##### GIVEN DATA #####

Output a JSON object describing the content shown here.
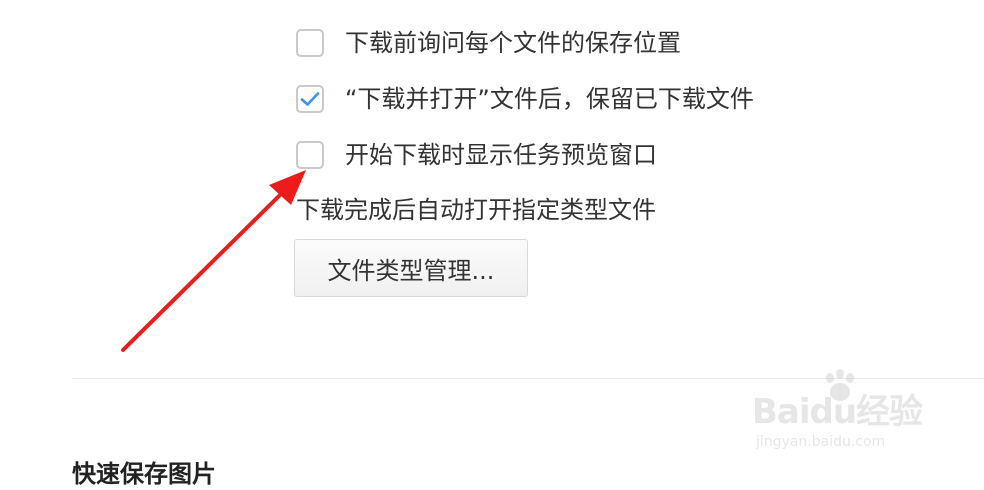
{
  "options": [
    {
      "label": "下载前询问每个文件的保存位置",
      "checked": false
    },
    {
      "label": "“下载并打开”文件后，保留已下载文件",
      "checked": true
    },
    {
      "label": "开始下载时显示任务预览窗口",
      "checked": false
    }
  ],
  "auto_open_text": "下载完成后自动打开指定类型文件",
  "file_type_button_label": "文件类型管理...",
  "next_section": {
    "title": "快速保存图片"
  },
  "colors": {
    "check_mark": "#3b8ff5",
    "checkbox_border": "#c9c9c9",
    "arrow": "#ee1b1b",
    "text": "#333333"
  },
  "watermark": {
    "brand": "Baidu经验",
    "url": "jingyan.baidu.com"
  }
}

#####
##### GIVEN DATA #####

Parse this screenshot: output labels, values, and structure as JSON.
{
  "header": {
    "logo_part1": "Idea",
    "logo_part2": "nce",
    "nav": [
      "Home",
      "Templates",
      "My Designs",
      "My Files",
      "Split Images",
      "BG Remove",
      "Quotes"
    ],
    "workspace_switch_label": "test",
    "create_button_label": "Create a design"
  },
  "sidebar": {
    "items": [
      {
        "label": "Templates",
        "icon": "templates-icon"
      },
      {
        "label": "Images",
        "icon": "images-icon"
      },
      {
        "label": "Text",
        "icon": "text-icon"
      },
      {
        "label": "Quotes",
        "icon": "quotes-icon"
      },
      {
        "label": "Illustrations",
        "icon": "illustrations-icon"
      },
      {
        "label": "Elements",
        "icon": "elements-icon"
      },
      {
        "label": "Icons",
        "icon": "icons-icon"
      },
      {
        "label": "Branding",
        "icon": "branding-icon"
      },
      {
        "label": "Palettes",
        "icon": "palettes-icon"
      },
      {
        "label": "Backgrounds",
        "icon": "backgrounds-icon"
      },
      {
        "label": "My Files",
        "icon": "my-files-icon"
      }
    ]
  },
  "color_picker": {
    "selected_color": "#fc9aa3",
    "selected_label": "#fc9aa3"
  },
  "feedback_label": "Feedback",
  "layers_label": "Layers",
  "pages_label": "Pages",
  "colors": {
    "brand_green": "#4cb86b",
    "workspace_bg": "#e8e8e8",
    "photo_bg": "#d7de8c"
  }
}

#####

Only lines with the word "JSON" should be collected from the material.

(TASK RESPONSE)
Output a JSON object describing the content shown here.
Parse this screenshot: output labels, values, and structure as JSON.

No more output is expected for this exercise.